Task details |
Repeat the entire listing exactly.

[Source records]
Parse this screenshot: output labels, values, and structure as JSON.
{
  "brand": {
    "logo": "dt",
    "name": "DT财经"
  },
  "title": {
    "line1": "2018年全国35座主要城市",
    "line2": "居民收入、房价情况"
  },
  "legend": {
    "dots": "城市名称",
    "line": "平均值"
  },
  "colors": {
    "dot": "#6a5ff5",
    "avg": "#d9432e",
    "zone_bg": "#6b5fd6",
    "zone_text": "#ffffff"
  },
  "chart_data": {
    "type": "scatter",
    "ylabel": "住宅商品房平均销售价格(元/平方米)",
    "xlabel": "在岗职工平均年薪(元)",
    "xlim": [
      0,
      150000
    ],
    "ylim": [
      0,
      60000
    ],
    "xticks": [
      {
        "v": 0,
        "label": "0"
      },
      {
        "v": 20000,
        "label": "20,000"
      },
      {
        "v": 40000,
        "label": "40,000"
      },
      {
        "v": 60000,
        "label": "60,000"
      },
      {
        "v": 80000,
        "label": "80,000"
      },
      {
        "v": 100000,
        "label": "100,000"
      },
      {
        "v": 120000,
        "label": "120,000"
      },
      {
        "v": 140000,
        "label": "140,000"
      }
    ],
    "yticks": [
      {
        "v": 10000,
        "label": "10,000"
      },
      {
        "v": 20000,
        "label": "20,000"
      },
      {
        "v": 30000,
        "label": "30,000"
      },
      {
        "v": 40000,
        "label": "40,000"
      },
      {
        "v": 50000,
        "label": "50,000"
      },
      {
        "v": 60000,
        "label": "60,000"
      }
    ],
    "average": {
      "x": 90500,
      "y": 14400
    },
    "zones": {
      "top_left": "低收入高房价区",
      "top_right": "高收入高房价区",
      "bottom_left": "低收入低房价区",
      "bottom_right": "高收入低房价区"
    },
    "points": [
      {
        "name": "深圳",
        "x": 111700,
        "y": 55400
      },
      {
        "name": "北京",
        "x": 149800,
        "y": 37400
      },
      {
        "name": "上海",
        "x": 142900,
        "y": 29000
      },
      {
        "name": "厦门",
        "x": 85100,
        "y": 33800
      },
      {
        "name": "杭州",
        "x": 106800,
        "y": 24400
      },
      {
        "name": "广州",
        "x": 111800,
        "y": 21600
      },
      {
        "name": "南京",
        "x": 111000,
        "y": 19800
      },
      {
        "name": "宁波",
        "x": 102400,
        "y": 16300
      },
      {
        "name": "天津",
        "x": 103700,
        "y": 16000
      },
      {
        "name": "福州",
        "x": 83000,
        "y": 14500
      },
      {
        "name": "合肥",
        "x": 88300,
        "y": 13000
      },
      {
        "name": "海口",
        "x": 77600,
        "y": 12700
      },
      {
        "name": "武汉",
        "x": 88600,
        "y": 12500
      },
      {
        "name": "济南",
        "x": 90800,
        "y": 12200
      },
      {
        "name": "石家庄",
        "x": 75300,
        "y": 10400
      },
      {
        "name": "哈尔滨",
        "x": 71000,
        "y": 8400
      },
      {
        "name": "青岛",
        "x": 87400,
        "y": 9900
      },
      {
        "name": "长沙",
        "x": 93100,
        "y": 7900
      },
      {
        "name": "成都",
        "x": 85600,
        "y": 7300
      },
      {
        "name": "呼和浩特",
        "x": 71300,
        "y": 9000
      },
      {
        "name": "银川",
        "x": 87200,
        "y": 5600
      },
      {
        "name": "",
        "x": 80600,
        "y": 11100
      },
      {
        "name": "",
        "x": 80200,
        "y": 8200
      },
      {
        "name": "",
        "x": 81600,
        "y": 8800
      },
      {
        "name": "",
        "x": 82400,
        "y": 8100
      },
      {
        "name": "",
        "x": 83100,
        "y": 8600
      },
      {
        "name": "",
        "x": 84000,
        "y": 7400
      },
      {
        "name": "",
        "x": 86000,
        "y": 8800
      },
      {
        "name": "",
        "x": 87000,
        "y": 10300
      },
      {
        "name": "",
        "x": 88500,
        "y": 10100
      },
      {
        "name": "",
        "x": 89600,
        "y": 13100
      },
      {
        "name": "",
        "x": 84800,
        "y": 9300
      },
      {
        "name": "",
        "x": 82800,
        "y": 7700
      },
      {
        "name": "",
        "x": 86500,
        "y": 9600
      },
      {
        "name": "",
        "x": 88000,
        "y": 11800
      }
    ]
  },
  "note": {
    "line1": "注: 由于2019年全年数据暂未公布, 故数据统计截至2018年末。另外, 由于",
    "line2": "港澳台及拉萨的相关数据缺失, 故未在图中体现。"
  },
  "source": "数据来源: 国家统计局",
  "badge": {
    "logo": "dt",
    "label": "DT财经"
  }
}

Exercise output |
Parse this screenshot: output labels, values, and structure as JSON.
{
  "brand": {
    "logo": "dt",
    "name": "DT财经"
  },
  "title": {
    "line1": "2018年全国35座主要城市",
    "line2": "居民收入、房价情况"
  },
  "legend": {
    "dots": "城市名称",
    "line": "平均值"
  },
  "colors": {
    "dot": "#6a5ff5",
    "avg": "#d9432e",
    "zone_bg": "#6b5fd6",
    "zone_text": "#ffffff"
  },
  "chart_data": {
    "type": "scatter",
    "ylabel": "住宅商品房平均销售价格(元/平方米)",
    "xlabel": "在岗职工平均年薪(元)",
    "xlim": [
      0,
      150000
    ],
    "ylim": [
      0,
      60000
    ],
    "xticks": [
      {
        "v": 0,
        "label": "0"
      },
      {
        "v": 20000,
        "label": "20,000"
      },
      {
        "v": 40000,
        "label": "40,000"
      },
      {
        "v": 60000,
        "label": "60,000"
      },
      {
        "v": 80000,
        "label": "80,000"
      },
      {
        "v": 100000,
        "label": "100,000"
      },
      {
        "v": 120000,
        "label": "120,000"
      },
      {
        "v": 140000,
        "label": "140,000"
      }
    ],
    "yticks": [
      {
        "v": 10000,
        "label": "10,000"
      },
      {
        "v": 20000,
        "label": "20,000"
      },
      {
        "v": 30000,
        "label": "30,000"
      },
      {
        "v": 40000,
        "label": "40,000"
      },
      {
        "v": 50000,
        "label": "50,000"
      },
      {
        "v": 60000,
        "label": "60,000"
      }
    ],
    "average": {
      "x": 90500,
      "y": 14400
    },
    "zones": {
      "top_left": "低收入高房价区",
      "top_right": "高收入高房价区",
      "bottom_left": "低收入低房价区",
      "bottom_right": "高收入低房价区"
    },
    "points": [
      {
        "name": "深圳",
        "x": 111700,
        "y": 55400
      },
      {
        "name": "北京",
        "x": 149800,
        "y": 37400
      },
      {
        "name": "上海",
        "x": 142900,
        "y": 29000
      },
      {
        "name": "厦门",
        "x": 85100,
        "y": 33800
      },
      {
        "name": "杭州",
        "x": 106800,
        "y": 24400
      },
      {
        "name": "广州",
        "x": 111800,
        "y": 21600
      },
      {
        "name": "南京",
        "x": 111000,
        "y": 19800
      },
      {
        "name": "宁波",
        "x": 102400,
        "y": 16300
      },
      {
        "name": "天津",
        "x": 103700,
        "y": 16000
      },
      {
        "name": "福州",
        "x": 83000,
        "y": 14500
      },
      {
        "name": "合肥",
        "x": 88300,
        "y": 13000
      },
      {
        "name": "海口",
        "x": 77600,
        "y": 12700
      },
      {
        "name": "武汉",
        "x": 88600,
        "y": 12500
      },
      {
        "name": "济南",
        "x": 90800,
        "y": 12200
      },
      {
        "name": "石家庄",
        "x": 75300,
        "y": 10400
      },
      {
        "name": "哈尔滨",
        "x": 71000,
        "y": 8400
      },
      {
        "name": "青岛",
        "x": 87400,
        "y": 9900
      },
      {
        "name": "长沙",
        "x": 93100,
        "y": 7900
      },
      {
        "name": "成都",
        "x": 85600,
        "y": 7300
      },
      {
        "name": "呼和浩特",
        "x": 71300,
        "y": 9000
      },
      {
        "name": "银川",
        "x": 87200,
        "y": 5600
      },
      {
        "name": "",
        "x": 80600,
        "y": 11100
      },
      {
        "name": "",
        "x": 80200,
        "y": 8200
      },
      {
        "name": "",
        "x": 81600,
        "y": 8800
      },
      {
        "name": "",
        "x": 82400,
        "y": 8100
      },
      {
        "name": "",
        "x": 83100,
        "y": 8600
      },
      {
        "name": "",
        "x": 84000,
        "y": 7400
      },
      {
        "name": "",
        "x": 86000,
        "y": 8800
      },
      {
        "name": "",
        "x": 87000,
        "y": 10300
      },
      {
        "name": "",
        "x": 88500,
        "y": 10100
      },
      {
        "name": "",
        "x": 89600,
        "y": 13100
      },
      {
        "name": "",
        "x": 84800,
        "y": 9300
      },
      {
        "name": "",
        "x": 82800,
        "y": 7700
      },
      {
        "name": "",
        "x": 86500,
        "y": 9600
      },
      {
        "name": "",
        "x": 88000,
        "y": 11800
      }
    ]
  },
  "note": {
    "line1": "注: 由于2019年全年数据暂未公布, 故数据统计截至2018年末。另外, 由于",
    "line2": "港澳台及拉萨的相关数据缺失, 故未在图中体现。"
  },
  "source": "数据来源: 国家统计局",
  "badge": {
    "logo": "dt",
    "label": "DT财经"
  }
}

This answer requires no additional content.